**CHALLENGE:**
Skip the pictures. Copy all the rest of the records down exactly.
— Start —
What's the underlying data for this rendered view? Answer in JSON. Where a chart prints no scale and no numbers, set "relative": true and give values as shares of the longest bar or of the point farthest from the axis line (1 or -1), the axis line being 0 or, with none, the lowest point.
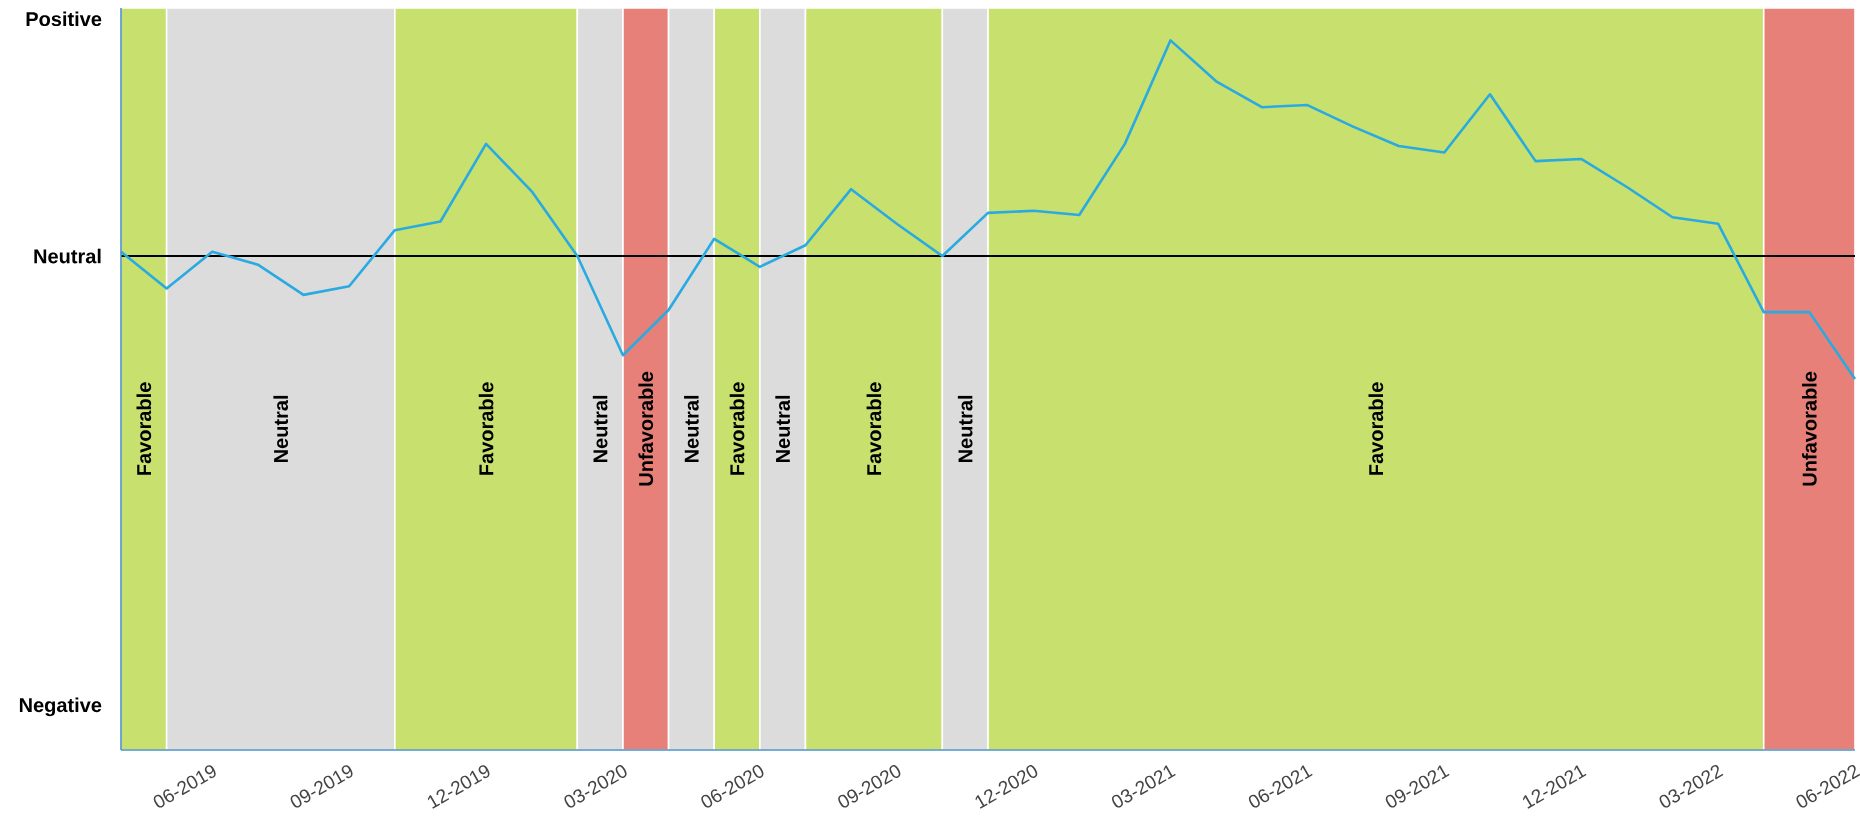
{
  "chart_data": {
    "type": "line",
    "x": [
      "2019-04",
      "2019-05",
      "2019-06",
      "2019-07",
      "2019-08",
      "2019-09",
      "2019-10",
      "2019-11",
      "2019-12",
      "2020-01",
      "2020-02",
      "2020-03",
      "2020-04",
      "2020-05",
      "2020-06",
      "2020-07",
      "2020-08",
      "2020-09",
      "2020-10",
      "2020-11",
      "2020-12",
      "2021-01",
      "2021-02",
      "2021-03",
      "2021-04",
      "2021-05",
      "2021-06",
      "2021-07",
      "2021-08",
      "2021-09",
      "2021-10",
      "2021-11",
      "2021-12",
      "2022-01",
      "2022-02",
      "2022-03",
      "2022-04",
      "2022-05",
      "2022-06"
    ],
    "series": [
      {
        "color": "#29aae1",
        "values": [
          0.02,
          -0.15,
          0.02,
          -0.04,
          -0.18,
          -0.14,
          0.12,
          0.16,
          0.52,
          0.3,
          0.0,
          -0.46,
          -0.25,
          0.08,
          -0.05,
          0.05,
          0.31,
          0.15,
          0.0,
          0.2,
          0.21,
          0.19,
          0.52,
          1,
          0.81,
          0.69,
          0.7,
          0.6,
          0.51,
          0.48,
          0.75,
          0.44,
          0.45,
          0.32,
          0.18,
          0.15,
          -0.26,
          -0.26,
          -0.57
        ]
      }
    ],
    "relative": true,
    "annotations": [
      "Positive",
      "Neutral",
      "Negative"
    ],
    "xlim": [
      "2019-04",
      "2022-06"
    ],
    "xticks": [
      {
        "value": "2019-06",
        "label": "06-2019"
      },
      {
        "value": "2019-09",
        "label": "09-2019"
      },
      {
        "value": "2019-12",
        "label": "12-2019"
      },
      {
        "value": "2020-03",
        "label": "03-2020"
      },
      {
        "value": "2020-06",
        "label": "06-2020"
      },
      {
        "value": "2020-09",
        "label": "09-2020"
      },
      {
        "value": "2020-12",
        "label": "12-2020"
      },
      {
        "value": "2021-03",
        "label": "03-2021"
      },
      {
        "value": "2021-06",
        "label": "06-2021"
      },
      {
        "value": "2021-09",
        "label": "09-2021"
      },
      {
        "value": "2021-12",
        "label": "12-2021"
      },
      {
        "value": "2022-03",
        "label": "03-2022"
      },
      {
        "value": "2022-06",
        "label": "06-2022"
      }
    ],
    "ref_lines": [
      {
        "axis": "y",
        "value": 0,
        "color": "#000000"
      }
    ],
    "bands": [
      {
        "axis": "x",
        "from": "2019-04",
        "to": "2019-05",
        "label": "Favorable",
        "color": "#c8e06e"
      },
      {
        "axis": "x",
        "from": "2019-05",
        "to": "2019-10",
        "label": "Neutral",
        "color": "#dcdcdc"
      },
      {
        "axis": "x",
        "from": "2019-10",
        "to": "2020-02",
        "label": "Favorable",
        "color": "#c8e06e"
      },
      {
        "axis": "x",
        "from": "2020-02",
        "to": "2020-03",
        "label": "Neutral",
        "color": "#dcdcdc"
      },
      {
        "axis": "x",
        "from": "2020-03",
        "to": "2020-04",
        "label": "Unfavorable",
        "color": "#e8807a"
      },
      {
        "axis": "x",
        "from": "2020-04",
        "to": "2020-05",
        "label": "Neutral",
        "color": "#dcdcdc"
      },
      {
        "axis": "x",
        "from": "2020-05",
        "to": "2020-06",
        "label": "Favorable",
        "color": "#c8e06e"
      },
      {
        "axis": "x",
        "from": "2020-06",
        "to": "2020-07",
        "label": "Neutral",
        "color": "#dcdcdc"
      },
      {
        "axis": "x",
        "from": "2020-07",
        "to": "2020-10",
        "label": "Favorable",
        "color": "#c8e06e"
      },
      {
        "axis": "x",
        "from": "2020-10",
        "to": "2020-11",
        "label": "Neutral",
        "color": "#dcdcdc"
      },
      {
        "axis": "x",
        "from": "2020-11",
        "to": "2022-04",
        "label": "Favorable",
        "color": "#c8e06e"
      },
      {
        "axis": "x",
        "from": "2022-04",
        "to": "2022-06",
        "label": "Unfavorable",
        "color": "#e8807a"
      }
    ],
    "grid": false,
    "marker": "none",
    "line_style": "solid"
  }
}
— End —
**EXPECTED ANSWER:**
What's the underlying data for this rendered view? Answer in JSON. Where a chart prints no scale and no numbers, set "relative": true and give values as shares of the longest bar or of the point farthest from the axis line (1 or -1), the axis line being 0 or, with none, the lowest point.
{
  "chart_data": {
    "type": "line",
    "x": [
      "2019-04",
      "2019-05",
      "2019-06",
      "2019-07",
      "2019-08",
      "2019-09",
      "2019-10",
      "2019-11",
      "2019-12",
      "2020-01",
      "2020-02",
      "2020-03",
      "2020-04",
      "2020-05",
      "2020-06",
      "2020-07",
      "2020-08",
      "2020-09",
      "2020-10",
      "2020-11",
      "2020-12",
      "2021-01",
      "2021-02",
      "2021-03",
      "2021-04",
      "2021-05",
      "2021-06",
      "2021-07",
      "2021-08",
      "2021-09",
      "2021-10",
      "2021-11",
      "2021-12",
      "2022-01",
      "2022-02",
      "2022-03",
      "2022-04",
      "2022-05",
      "2022-06"
    ],
    "series": [
      {
        "color": "#29aae1",
        "values": [
          0.02,
          -0.15,
          0.02,
          -0.04,
          -0.18,
          -0.14,
          0.12,
          0.16,
          0.52,
          0.3,
          0.0,
          -0.46,
          -0.25,
          0.08,
          -0.05,
          0.05,
          0.31,
          0.15,
          0.0,
          0.2,
          0.21,
          0.19,
          0.52,
          1,
          0.81,
          0.69,
          0.7,
          0.6,
          0.51,
          0.48,
          0.75,
          0.44,
          0.45,
          0.32,
          0.18,
          0.15,
          -0.26,
          -0.26,
          -0.57
        ]
      }
    ],
    "relative": true,
    "annotations": [
      "Positive",
      "Neutral",
      "Negative"
    ],
    "xlim": [
      "2019-04",
      "2022-06"
    ],
    "xticks": [
      {
        "value": "2019-06",
        "label": "06-2019"
      },
      {
        "value": "2019-09",
        "label": "09-2019"
      },
      {
        "value": "2019-12",
        "label": "12-2019"
      },
      {
        "value": "2020-03",
        "label": "03-2020"
      },
      {
        "value": "2020-06",
        "label": "06-2020"
      },
      {
        "value": "2020-09",
        "label": "09-2020"
      },
      {
        "value": "2020-12",
        "label": "12-2020"
      },
      {
        "value": "2021-03",
        "label": "03-2021"
      },
      {
        "value": "2021-06",
        "label": "06-2021"
      },
      {
        "value": "2021-09",
        "label": "09-2021"
      },
      {
        "value": "2021-12",
        "label": "12-2021"
      },
      {
        "value": "2022-03",
        "label": "03-2022"
      },
      {
        "value": "2022-06",
        "label": "06-2022"
      }
    ],
    "ref_lines": [
      {
        "axis": "y",
        "value": 0,
        "color": "#000000"
      }
    ],
    "bands": [
      {
        "axis": "x",
        "from": "2019-04",
        "to": "2019-05",
        "label": "Favorable",
        "color": "#c8e06e"
      },
      {
        "axis": "x",
        "from": "2019-05",
        "to": "2019-10",
        "label": "Neutral",
        "color": "#dcdcdc"
      },
      {
        "axis": "x",
        "from": "2019-10",
        "to": "2020-02",
        "label": "Favorable",
        "color": "#c8e06e"
      },
      {
        "axis": "x",
        "from": "2020-02",
        "to": "2020-03",
        "label": "Neutral",
        "color": "#dcdcdc"
      },
      {
        "axis": "x",
        "from": "2020-03",
        "to": "2020-04",
        "label": "Unfavorable",
        "color": "#e8807a"
      },
      {
        "axis": "x",
        "from": "2020-04",
        "to": "2020-05",
        "label": "Neutral",
        "color": "#dcdcdc"
      },
      {
        "axis": "x",
        "from": "2020-05",
        "to": "2020-06",
        "label": "Favorable",
        "color": "#c8e06e"
      },
      {
        "axis": "x",
        "from": "2020-06",
        "to": "2020-07",
        "label": "Neutral",
        "color": "#dcdcdc"
      },
      {
        "axis": "x",
        "from": "2020-07",
        "to": "2020-10",
        "label": "Favorable",
        "color": "#c8e06e"
      },
      {
        "axis": "x",
        "from": "2020-10",
        "to": "2020-11",
        "label": "Neutral",
        "color": "#dcdcdc"
      },
      {
        "axis": "x",
        "from": "2020-11",
        "to": "2022-04",
        "label": "Favorable",
        "color": "#c8e06e"
      },
      {
        "axis": "x",
        "from": "2022-04",
        "to": "2022-06",
        "label": "Unfavorable",
        "color": "#e8807a"
      }
    ],
    "grid": false,
    "marker": "none",
    "line_style": "solid"
  }
}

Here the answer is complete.